■ **SHORT TASK**: Copy the data exactly as it appears, and do not include any pictures.

[Collected data entries]

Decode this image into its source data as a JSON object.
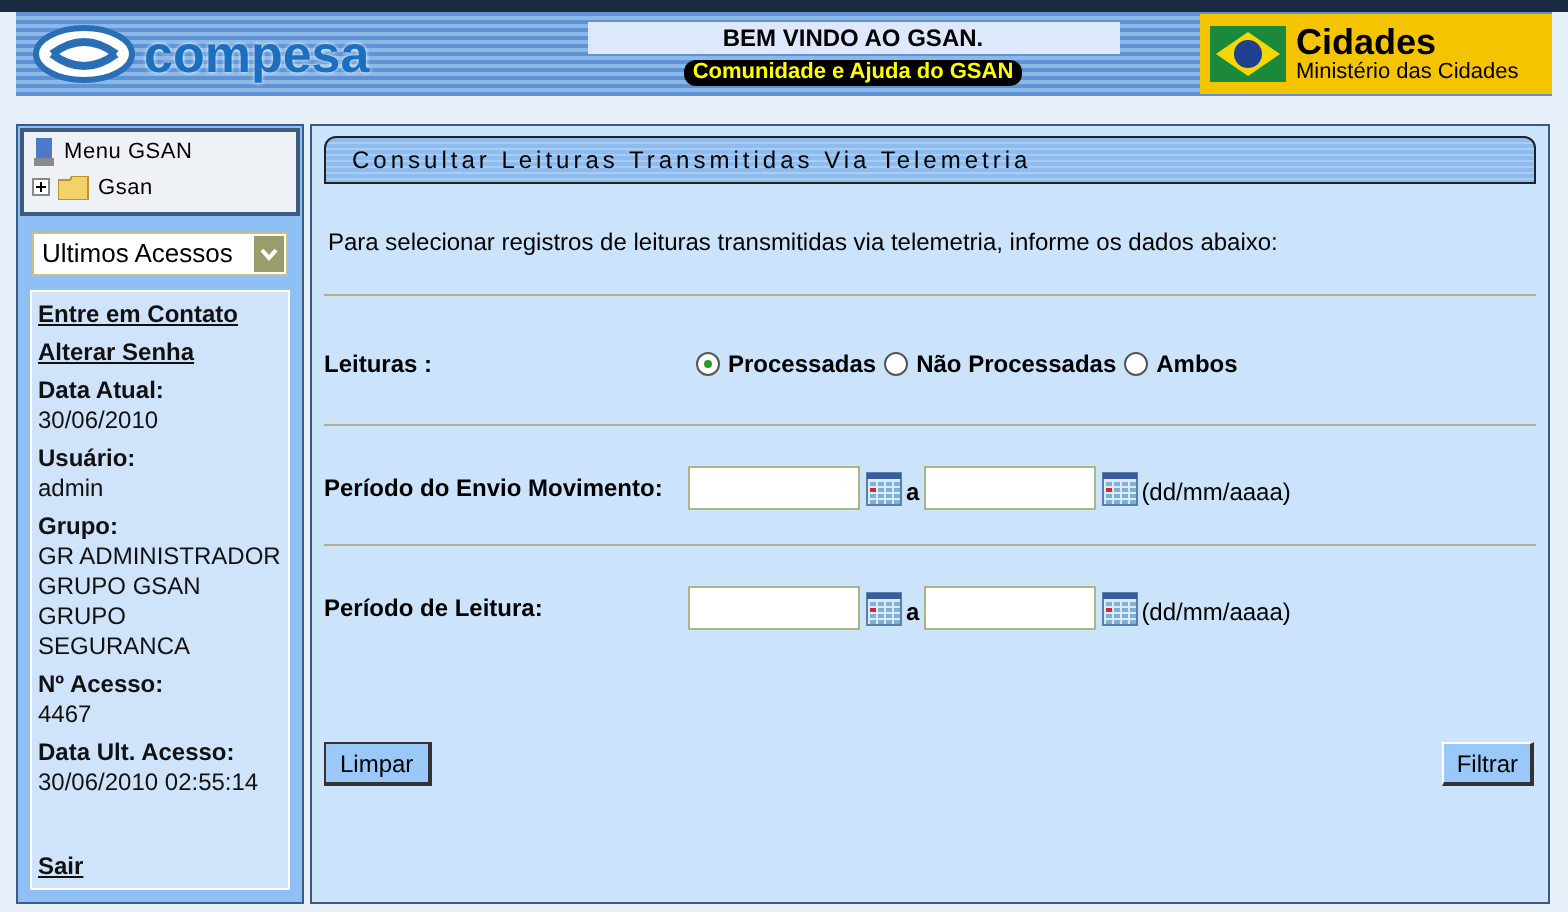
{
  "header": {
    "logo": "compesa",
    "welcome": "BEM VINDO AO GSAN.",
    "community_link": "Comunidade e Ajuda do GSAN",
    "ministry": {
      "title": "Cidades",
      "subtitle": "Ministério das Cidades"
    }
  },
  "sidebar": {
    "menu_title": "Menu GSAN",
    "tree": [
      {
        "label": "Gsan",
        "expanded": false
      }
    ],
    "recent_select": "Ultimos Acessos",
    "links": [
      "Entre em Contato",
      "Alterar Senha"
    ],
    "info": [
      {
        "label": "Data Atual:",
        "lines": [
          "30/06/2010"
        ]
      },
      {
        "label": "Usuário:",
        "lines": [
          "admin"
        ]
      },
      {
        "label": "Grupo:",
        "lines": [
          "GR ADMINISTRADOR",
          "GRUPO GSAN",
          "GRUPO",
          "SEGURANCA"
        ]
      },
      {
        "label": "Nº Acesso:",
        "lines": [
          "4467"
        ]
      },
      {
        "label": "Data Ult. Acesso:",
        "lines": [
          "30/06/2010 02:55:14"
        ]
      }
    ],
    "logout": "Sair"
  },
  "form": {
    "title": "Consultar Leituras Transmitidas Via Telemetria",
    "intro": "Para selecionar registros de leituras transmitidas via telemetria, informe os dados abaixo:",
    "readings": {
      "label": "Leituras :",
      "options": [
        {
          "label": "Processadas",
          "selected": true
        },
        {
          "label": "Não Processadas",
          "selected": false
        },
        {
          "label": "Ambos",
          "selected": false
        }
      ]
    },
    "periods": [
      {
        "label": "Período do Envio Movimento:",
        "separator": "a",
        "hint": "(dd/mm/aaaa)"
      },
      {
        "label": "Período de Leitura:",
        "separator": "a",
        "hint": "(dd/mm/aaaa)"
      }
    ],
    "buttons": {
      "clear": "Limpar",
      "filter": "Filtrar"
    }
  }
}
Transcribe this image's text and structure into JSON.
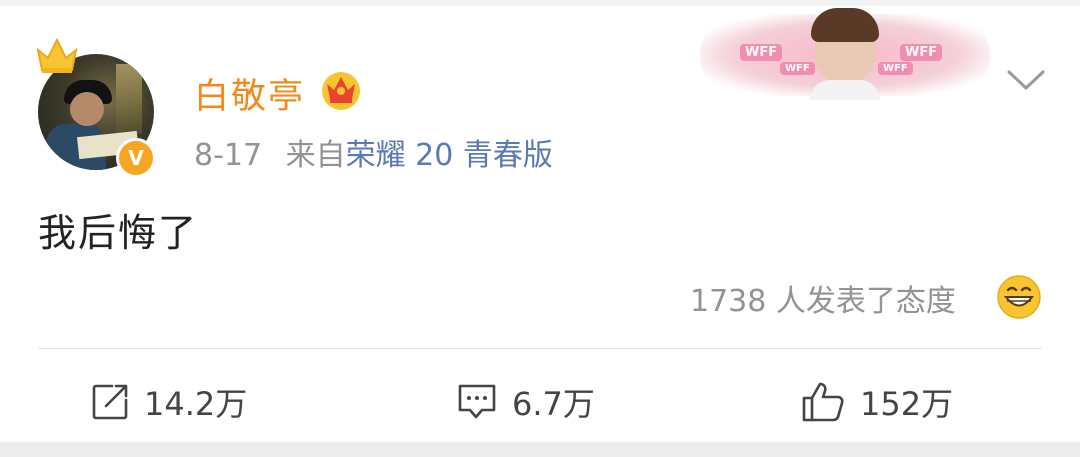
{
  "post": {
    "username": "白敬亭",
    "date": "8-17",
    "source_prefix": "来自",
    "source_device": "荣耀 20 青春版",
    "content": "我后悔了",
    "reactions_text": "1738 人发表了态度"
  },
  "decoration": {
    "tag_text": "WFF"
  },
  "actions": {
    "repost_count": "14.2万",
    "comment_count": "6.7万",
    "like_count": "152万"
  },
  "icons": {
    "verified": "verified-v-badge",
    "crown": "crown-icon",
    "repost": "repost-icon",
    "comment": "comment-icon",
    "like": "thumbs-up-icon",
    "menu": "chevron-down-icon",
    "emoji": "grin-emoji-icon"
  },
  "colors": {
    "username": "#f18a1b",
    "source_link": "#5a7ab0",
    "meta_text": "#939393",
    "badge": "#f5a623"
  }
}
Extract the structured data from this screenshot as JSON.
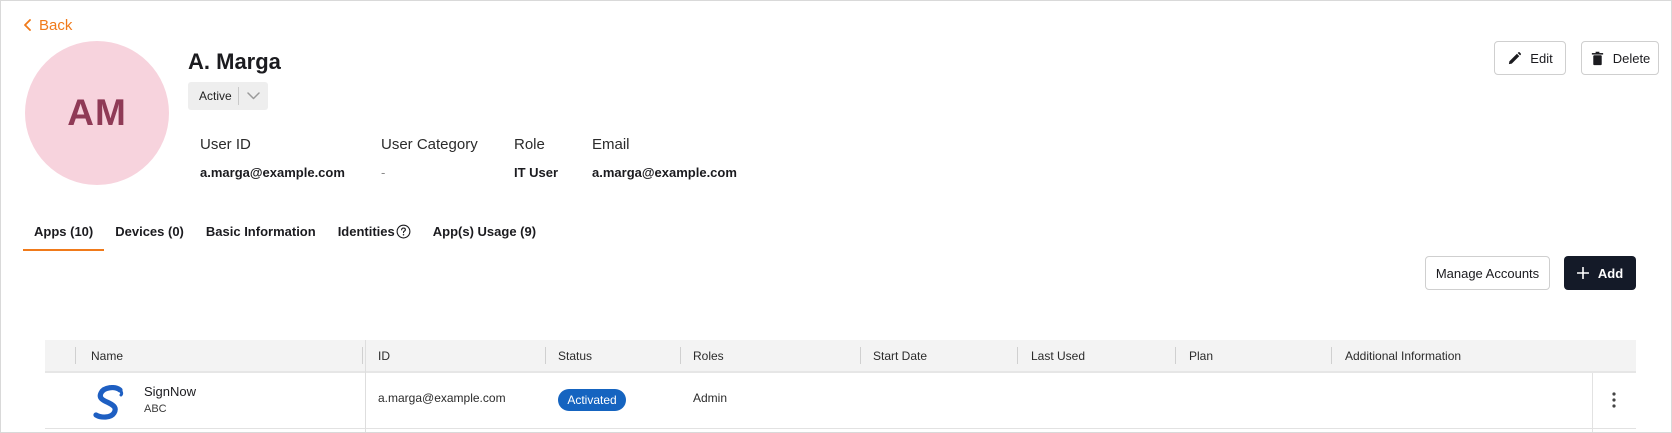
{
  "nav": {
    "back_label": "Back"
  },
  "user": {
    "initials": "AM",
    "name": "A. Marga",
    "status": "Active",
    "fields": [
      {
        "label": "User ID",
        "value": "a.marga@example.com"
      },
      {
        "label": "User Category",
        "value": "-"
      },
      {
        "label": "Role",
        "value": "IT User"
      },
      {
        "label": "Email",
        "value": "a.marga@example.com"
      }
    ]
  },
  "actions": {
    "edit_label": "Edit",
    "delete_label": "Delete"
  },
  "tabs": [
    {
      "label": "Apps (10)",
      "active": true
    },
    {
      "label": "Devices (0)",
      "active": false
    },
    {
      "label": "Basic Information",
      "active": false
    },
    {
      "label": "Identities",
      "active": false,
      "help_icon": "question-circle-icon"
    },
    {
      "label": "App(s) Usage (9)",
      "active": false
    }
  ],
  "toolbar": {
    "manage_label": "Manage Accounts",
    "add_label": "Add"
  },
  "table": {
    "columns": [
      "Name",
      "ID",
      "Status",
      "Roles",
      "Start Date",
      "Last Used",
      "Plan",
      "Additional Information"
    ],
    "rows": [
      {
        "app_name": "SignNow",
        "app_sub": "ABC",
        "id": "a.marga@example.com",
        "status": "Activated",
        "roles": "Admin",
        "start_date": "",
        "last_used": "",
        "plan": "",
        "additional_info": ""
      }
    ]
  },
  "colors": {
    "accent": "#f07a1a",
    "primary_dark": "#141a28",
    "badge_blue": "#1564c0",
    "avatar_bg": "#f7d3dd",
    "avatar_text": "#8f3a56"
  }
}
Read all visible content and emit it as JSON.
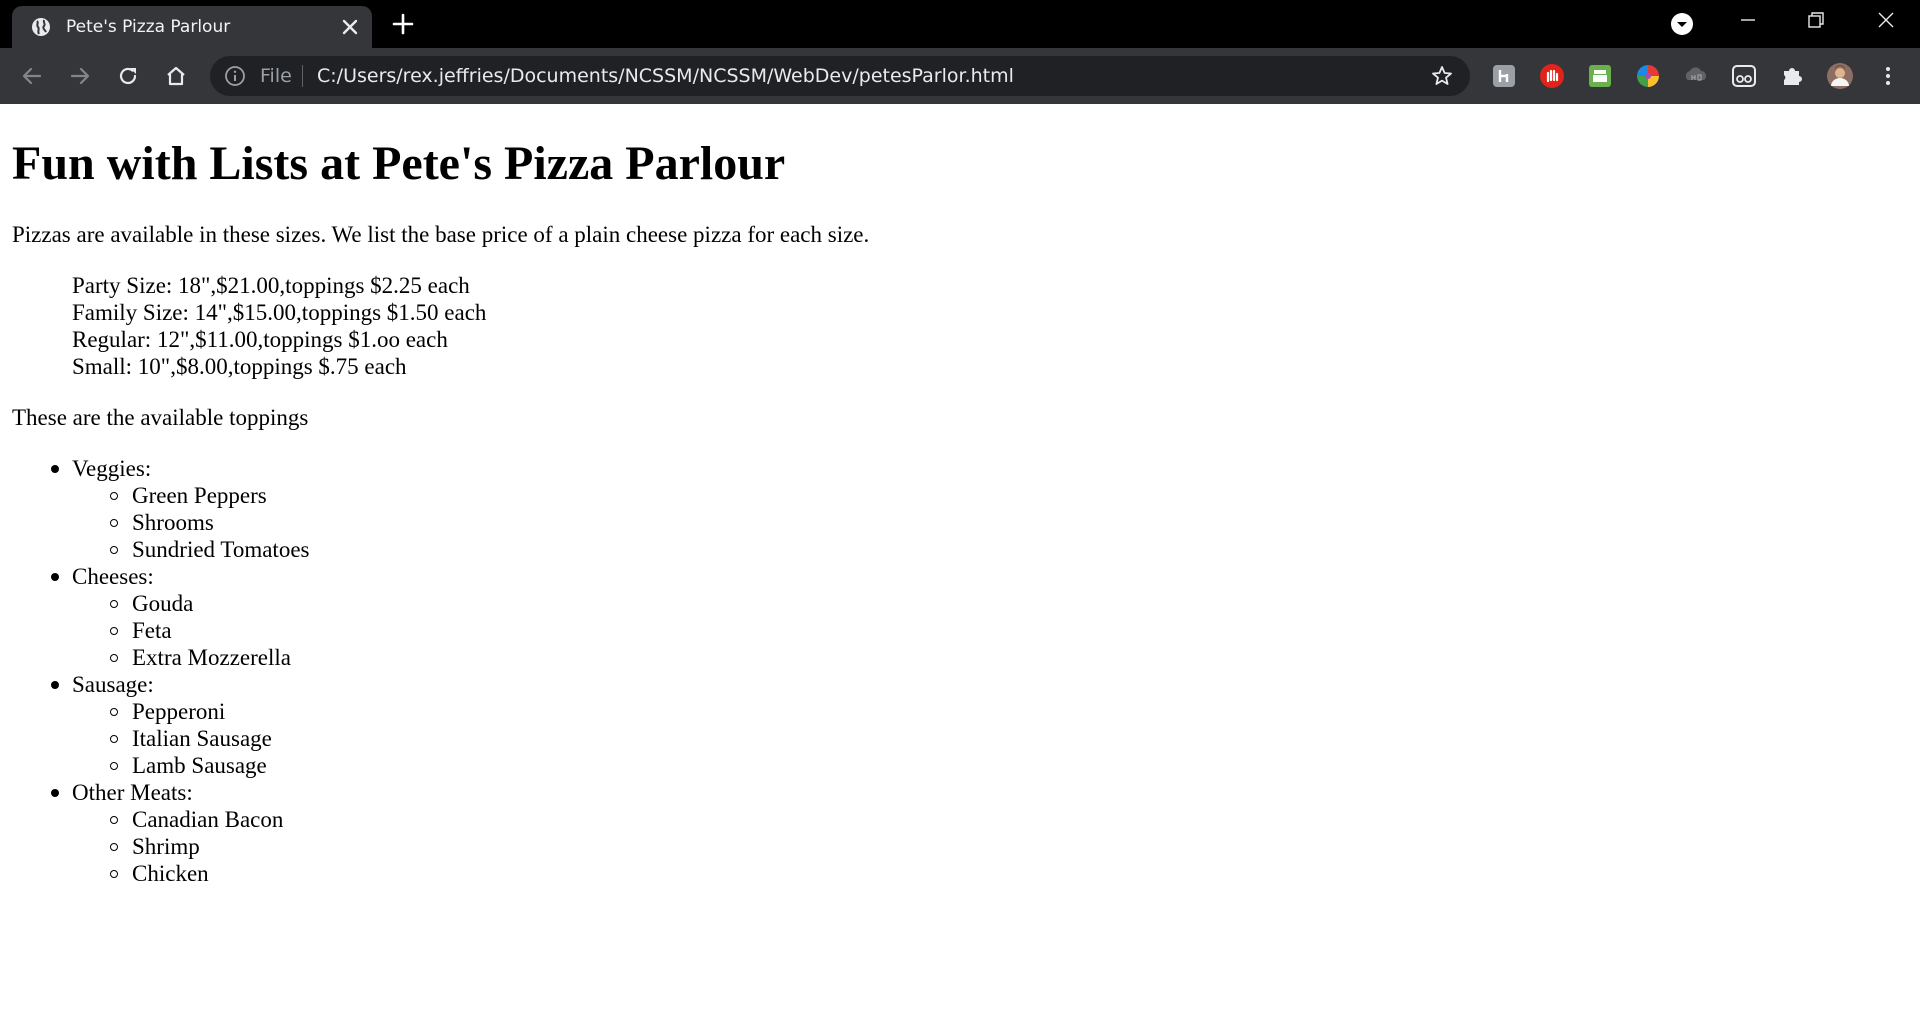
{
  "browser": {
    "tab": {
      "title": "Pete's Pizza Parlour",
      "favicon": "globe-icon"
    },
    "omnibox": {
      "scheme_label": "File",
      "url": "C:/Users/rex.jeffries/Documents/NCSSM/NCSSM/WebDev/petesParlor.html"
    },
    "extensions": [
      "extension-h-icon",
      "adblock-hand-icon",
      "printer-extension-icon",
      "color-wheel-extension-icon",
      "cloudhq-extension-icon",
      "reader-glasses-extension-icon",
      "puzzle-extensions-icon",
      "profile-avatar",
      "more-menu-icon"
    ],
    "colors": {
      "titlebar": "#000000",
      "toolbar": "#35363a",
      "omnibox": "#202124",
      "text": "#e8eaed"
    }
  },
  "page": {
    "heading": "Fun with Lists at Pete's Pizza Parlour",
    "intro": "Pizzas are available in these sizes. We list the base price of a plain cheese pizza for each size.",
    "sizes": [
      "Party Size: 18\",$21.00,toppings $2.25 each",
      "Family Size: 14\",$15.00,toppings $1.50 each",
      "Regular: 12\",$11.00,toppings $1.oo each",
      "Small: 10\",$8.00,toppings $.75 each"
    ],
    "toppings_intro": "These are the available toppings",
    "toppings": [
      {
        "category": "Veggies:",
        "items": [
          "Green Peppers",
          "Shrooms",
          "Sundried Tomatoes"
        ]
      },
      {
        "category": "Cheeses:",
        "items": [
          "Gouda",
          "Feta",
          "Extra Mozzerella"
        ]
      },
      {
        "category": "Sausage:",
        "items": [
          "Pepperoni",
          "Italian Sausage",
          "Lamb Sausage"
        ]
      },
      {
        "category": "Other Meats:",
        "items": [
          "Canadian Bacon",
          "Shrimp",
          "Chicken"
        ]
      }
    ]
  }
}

■ **RESULT**:
Decode this image into its source data as a JSON object.
{
  "header": {
    "logo": "compesa",
    "welcome": "BEM VINDO AO GSAN.",
    "community_link": "Comunidade e Ajuda do GSAN",
    "ministry": {
      "title": "Cidades",
      "subtitle": "Ministério das Cidades"
    }
  },
  "sidebar": {
    "menu_title": "Menu GSAN",
    "tree": [
      {
        "label": "Gsan",
        "expanded": false
      }
    ],
    "recent_select": "Ultimos Acessos",
    "links": [
      "Entre em Contato",
      "Alterar Senha"
    ],
    "info": [
      {
        "label": "Data Atual:",
        "lines": [
          "30/06/2010"
        ]
      },
      {
        "label": "Usuário:",
        "lines": [
          "admin"
        ]
      },
      {
        "label": "Grupo:",
        "lines": [
          "GR ADMINISTRADOR",
          "GRUPO GSAN",
          "GRUPO",
          "SEGURANCA"
        ]
      },
      {
        "label": "Nº Acesso:",
        "lines": [
          "4467"
        ]
      },
      {
        "label": "Data Ult. Acesso:",
        "lines": [
          "30/06/2010 02:55:14"
        ]
      }
    ],
    "logout": "Sair"
  },
  "form": {
    "title": "Consultar Leituras Transmitidas Via Telemetria",
    "intro": "Para selecionar registros de leituras transmitidas via telemetria, informe os dados abaixo:",
    "readings": {
      "label": "Leituras :",
      "options": [
        {
          "label": "Processadas",
          "selected": true
        },
        {
          "label": "Não Processadas",
          "selected": false
        },
        {
          "label": "Ambos",
          "selected": false
        }
      ]
    },
    "periods": [
      {
        "label": "Período do Envio Movimento:",
        "separator": "a",
        "hint": "(dd/mm/aaaa)"
      },
      {
        "label": "Período de Leitura:",
        "separator": "a",
        "hint": "(dd/mm/aaaa)"
      }
    ],
    "buttons": {
      "clear": "Limpar",
      "filter": "Filtrar"
    }
  }
}
Transcribe this image's text and structure into JSON.
{
  "post": {
    "username": "白敬亭",
    "date": "8-17",
    "source_prefix": "来自",
    "source_device": "荣耀 20 青春版",
    "content": "我后悔了",
    "reactions_text": "1738 人发表了态度"
  },
  "decoration": {
    "tag_text": "WFF"
  },
  "actions": {
    "repost_count": "14.2万",
    "comment_count": "6.7万",
    "like_count": "152万"
  },
  "icons": {
    "verified": "verified-v-badge",
    "crown": "crown-icon",
    "repost": "repost-icon",
    "comment": "comment-icon",
    "like": "thumbs-up-icon",
    "menu": "chevron-down-icon",
    "emoji": "grin-emoji-icon"
  },
  "colors": {
    "username": "#f18a1b",
    "source_link": "#5a7ab0",
    "meta_text": "#939393",
    "badge": "#f5a623"
  }
}
Extract the structured data from this screenshot as JSON.
{
  "nav": {
    "back_label": "Back"
  },
  "user": {
    "initials": "AM",
    "name": "A. Marga",
    "status": "Active",
    "fields": [
      {
        "label": "User ID",
        "value": "a.marga@example.com"
      },
      {
        "label": "User Category",
        "value": "-"
      },
      {
        "label": "Role",
        "value": "IT User"
      },
      {
        "label": "Email",
        "value": "a.marga@example.com"
      }
    ]
  },
  "actions": {
    "edit_label": "Edit",
    "delete_label": "Delete"
  },
  "tabs": [
    {
      "label": "Apps (10)",
      "active": true
    },
    {
      "label": "Devices (0)",
      "active": false
    },
    {
      "label": "Basic Information",
      "active": false
    },
    {
      "label": "Identities",
      "active": false,
      "help_icon": "question-circle-icon"
    },
    {
      "label": "App(s) Usage (9)",
      "active": false
    }
  ],
  "toolbar": {
    "manage_label": "Manage Accounts",
    "add_label": "Add"
  },
  "table": {
    "columns": [
      "Name",
      "ID",
      "Status",
      "Roles",
      "Start Date",
      "Last Used",
      "Plan",
      "Additional Information"
    ],
    "rows": [
      {
        "app_name": "SignNow",
        "app_sub": "ABC",
        "id": "a.marga@example.com",
        "status": "Activated",
        "roles": "Admin",
        "start_date": "",
        "last_used": "",
        "plan": "",
        "additional_info": ""
      }
    ]
  },
  "colors": {
    "accent": "#f07a1a",
    "primary_dark": "#141a28",
    "badge_blue": "#1564c0",
    "avatar_bg": "#f7d3dd",
    "avatar_text": "#8f3a56"
  }
}
Read all visible content and emit it as JSON.
{
  "browser": {
    "tab": {
      "title": "Pete's Pizza Parlour",
      "favicon": "globe-icon"
    },
    "omnibox": {
      "scheme_label": "File",
      "url": "C:/Users/rex.jeffries/Documents/NCSSM/NCSSM/WebDev/petesParlor.html"
    },
    "extensions": [
      "extension-h-icon",
      "adblock-hand-icon",
      "printer-extension-icon",
      "color-wheel-extension-icon",
      "cloudhq-extension-icon",
      "reader-glasses-extension-icon",
      "puzzle-extensions-icon",
      "profile-avatar",
      "more-menu-icon"
    ],
    "colors": {
      "titlebar": "#000000",
      "toolbar": "#35363a",
      "omnibox": "#202124",
      "text": "#e8eaed"
    }
  },
  "page": {
    "heading": "Fun with Lists at Pete's Pizza Parlour",
    "intro": "Pizzas are available in these sizes. We list the base price of a plain cheese pizza for each size.",
    "sizes": [
      "Party Size: 18\",$21.00,toppings $2.25 each",
      "Family Size: 14\",$15.00,toppings $1.50 each",
      "Regular: 12\",$11.00,toppings $1.oo each",
      "Small: 10\",$8.00,toppings $.75 each"
    ],
    "toppings_intro": "These are the available toppings",
    "toppings": [
      {
        "category": "Veggies:",
        "items": [
          "Green Peppers",
          "Shrooms",
          "Sundried Tomatoes"
        ]
      },
      {
        "category": "Cheeses:",
        "items": [
          "Gouda",
          "Feta",
          "Extra Mozzerella"
        ]
      },
      {
        "category": "Sausage:",
        "items": [
          "Pepperoni",
          "Italian Sausage",
          "Lamb Sausage"
        ]
      },
      {
        "category": "Other Meats:",
        "items": [
          "Canadian Bacon",
          "Shrimp",
          "Chicken"
        ]
      }
    ]
  }
}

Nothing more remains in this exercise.